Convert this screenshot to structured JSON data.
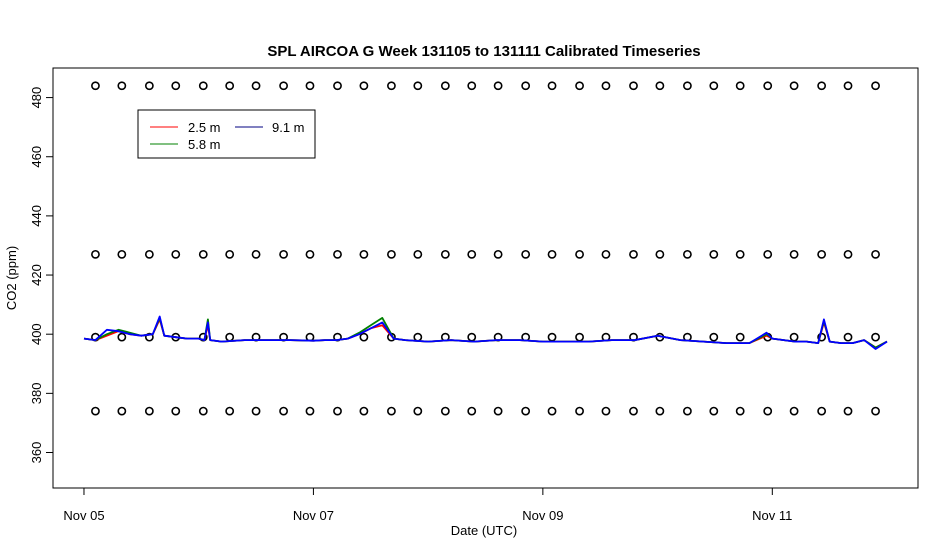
{
  "chart_data": {
    "type": "line",
    "title": "SPL AIRCOA G  Week 131105 to 131111  Calibrated Timeseries",
    "xlabel": "Date (UTC)",
    "ylabel": "CO2 (ppm)",
    "x_ticks": [
      {
        "value": 0,
        "label": "Nov 05"
      },
      {
        "value": 2,
        "label": "Nov 07"
      },
      {
        "value": 4,
        "label": "Nov 09"
      },
      {
        "value": 6,
        "label": "Nov 11"
      }
    ],
    "y_ticks": [
      360,
      380,
      400,
      420,
      440,
      460,
      480
    ],
    "xlim": [
      -0.27,
      7.27
    ],
    "ylim": [
      348,
      490
    ],
    "grid": false,
    "legend_position": "top-left",
    "legend": [
      {
        "label": "2.5 m",
        "color": "#ff0000"
      },
      {
        "label": "5.8 m",
        "color": "#008000"
      },
      {
        "label": "9.1 m",
        "color": "#000080"
      }
    ],
    "series": [
      {
        "name": "2.5 m",
        "color": "#ff0000",
        "x": [
          0.0,
          0.1,
          0.2,
          0.3,
          0.4,
          0.5,
          0.6,
          0.66,
          0.7,
          0.8,
          0.9,
          1.0,
          1.05,
          1.08,
          1.1,
          1.2,
          1.4,
          1.6,
          1.8,
          2.0,
          2.1,
          2.2,
          2.3,
          2.4,
          2.5,
          2.6,
          2.7,
          2.8,
          3.0,
          3.2,
          3.4,
          3.6,
          3.8,
          4.0,
          4.2,
          4.4,
          4.6,
          4.8,
          5.0,
          5.2,
          5.4,
          5.6,
          5.8,
          5.95,
          6.0,
          6.1,
          6.2,
          6.3,
          6.4,
          6.45,
          6.5,
          6.6,
          6.7,
          6.8,
          6.9,
          7.0
        ],
        "y": [
          398.5,
          398,
          399.5,
          401,
          400,
          399.5,
          400,
          405,
          399.5,
          399,
          398.5,
          398.5,
          398,
          403,
          398,
          397.5,
          398,
          398,
          398,
          397.8,
          398,
          398,
          398.5,
          400,
          402,
          403,
          398.5,
          398,
          397.5,
          398,
          397.5,
          398,
          398,
          397.5,
          397.5,
          397.5,
          398,
          398,
          399.5,
          398,
          397.5,
          397,
          397,
          399.5,
          398.5,
          398,
          397.5,
          397.5,
          397,
          404,
          397.5,
          397,
          397,
          398,
          395.5,
          397.5
        ]
      },
      {
        "name": "5.8 m",
        "color": "#008000",
        "x": [
          0.0,
          0.1,
          0.2,
          0.3,
          0.4,
          0.5,
          0.6,
          0.66,
          0.7,
          0.8,
          0.9,
          1.0,
          1.05,
          1.08,
          1.1,
          1.2,
          1.4,
          1.6,
          1.8,
          2.0,
          2.1,
          2.2,
          2.3,
          2.4,
          2.5,
          2.6,
          2.7,
          2.8,
          3.0,
          3.2,
          3.4,
          3.6,
          3.8,
          4.0,
          4.2,
          4.4,
          4.6,
          4.8,
          5.0,
          5.2,
          5.4,
          5.6,
          5.8,
          5.95,
          6.0,
          6.1,
          6.2,
          6.3,
          6.4,
          6.45,
          6.5,
          6.6,
          6.7,
          6.8,
          6.9,
          7.0
        ],
        "y": [
          398.5,
          398,
          400,
          401.5,
          400.5,
          399.5,
          400,
          405.5,
          399.5,
          399,
          398.5,
          398.5,
          398,
          405,
          398,
          397.5,
          398,
          398,
          398,
          397.8,
          398,
          398,
          398.5,
          400.5,
          403,
          405.5,
          398.5,
          398,
          397.5,
          398,
          397.5,
          398,
          398,
          397.5,
          397.5,
          397.5,
          398,
          398,
          399.5,
          398,
          397.5,
          397,
          397,
          400,
          398.5,
          398,
          397.5,
          397.5,
          397,
          404.5,
          397.5,
          397,
          397,
          398,
          395.5,
          397.5
        ]
      },
      {
        "name": "9.1 m",
        "color": "#0000ff",
        "x": [
          0.0,
          0.1,
          0.2,
          0.3,
          0.4,
          0.5,
          0.6,
          0.66,
          0.7,
          0.8,
          0.9,
          1.0,
          1.05,
          1.08,
          1.1,
          1.2,
          1.4,
          1.6,
          1.8,
          2.0,
          2.1,
          2.2,
          2.3,
          2.4,
          2.5,
          2.6,
          2.7,
          2.8,
          3.0,
          3.2,
          3.4,
          3.6,
          3.8,
          4.0,
          4.2,
          4.4,
          4.6,
          4.8,
          5.0,
          5.2,
          5.4,
          5.6,
          5.8,
          5.95,
          6.0,
          6.1,
          6.2,
          6.3,
          6.4,
          6.45,
          6.5,
          6.6,
          6.7,
          6.8,
          6.9,
          7.0
        ],
        "y": [
          398.5,
          398,
          401.5,
          401,
          400,
          399.5,
          400,
          406,
          399.5,
          399,
          398.5,
          398.5,
          398,
          404,
          398,
          397.5,
          398,
          398,
          398,
          397.8,
          398,
          398,
          398.5,
          400,
          402,
          404,
          398.5,
          398,
          397.5,
          398,
          397.5,
          398,
          398,
          397.5,
          397.5,
          397.5,
          398,
          398,
          399.5,
          398,
          397.5,
          397,
          397,
          400.5,
          398.5,
          398,
          397.5,
          397.5,
          397,
          405,
          397.5,
          397,
          397,
          398,
          395,
          397.5
        ]
      },
      {
        "name": "",
        "color": "#000000",
        "marker": "circle",
        "y_level": 484,
        "x": [
          0.1,
          0.33,
          0.57,
          0.8,
          1.04,
          1.27,
          1.5,
          1.74,
          1.97,
          2.21,
          2.44,
          2.68,
          2.91,
          3.15,
          3.38,
          3.61,
          3.85,
          4.08,
          4.32,
          4.55,
          4.79,
          5.02,
          5.26,
          5.49,
          5.72,
          5.96,
          6.19,
          6.43,
          6.66,
          6.9
        ]
      },
      {
        "name": "",
        "color": "#000000",
        "marker": "circle",
        "y_level": 427,
        "x": [
          0.1,
          0.33,
          0.57,
          0.8,
          1.04,
          1.27,
          1.5,
          1.74,
          1.97,
          2.21,
          2.44,
          2.68,
          2.91,
          3.15,
          3.38,
          3.61,
          3.85,
          4.08,
          4.32,
          4.55,
          4.79,
          5.02,
          5.26,
          5.49,
          5.72,
          5.96,
          6.19,
          6.43,
          6.66,
          6.9
        ]
      },
      {
        "name": "",
        "color": "#000000",
        "marker": "circle",
        "y_level": 399,
        "x": [
          0.1,
          0.33,
          0.57,
          0.8,
          1.04,
          1.27,
          1.5,
          1.74,
          1.97,
          2.21,
          2.44,
          2.68,
          2.91,
          3.15,
          3.38,
          3.61,
          3.85,
          4.08,
          4.32,
          4.55,
          4.79,
          5.02,
          5.26,
          5.49,
          5.72,
          5.96,
          6.19,
          6.43,
          6.66,
          6.9
        ]
      },
      {
        "name": "",
        "color": "#000000",
        "marker": "circle",
        "y_level": 374,
        "x": [
          0.1,
          0.33,
          0.57,
          0.8,
          1.04,
          1.27,
          1.5,
          1.74,
          1.97,
          2.21,
          2.44,
          2.68,
          2.91,
          3.15,
          3.38,
          3.61,
          3.85,
          4.08,
          4.32,
          4.55,
          4.79,
          5.02,
          5.26,
          5.49,
          5.72,
          5.96,
          6.19,
          6.43,
          6.66,
          6.9
        ]
      }
    ]
  }
}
■ ■ ■ ■
■ WHAT THE TASK REQUIRES
Pick out every line holding the string "color" and return it.

■ REPLY
        "color": "#ff0000"
        "color": "#008000"
        "color": "#000080"
        "color": "#ff0000",
        "color": "#008000",
        "color": "#0000ff",
        "color": "#000000",
        "color": "#000000",
        "color": "#000000",
        "color": "#000000",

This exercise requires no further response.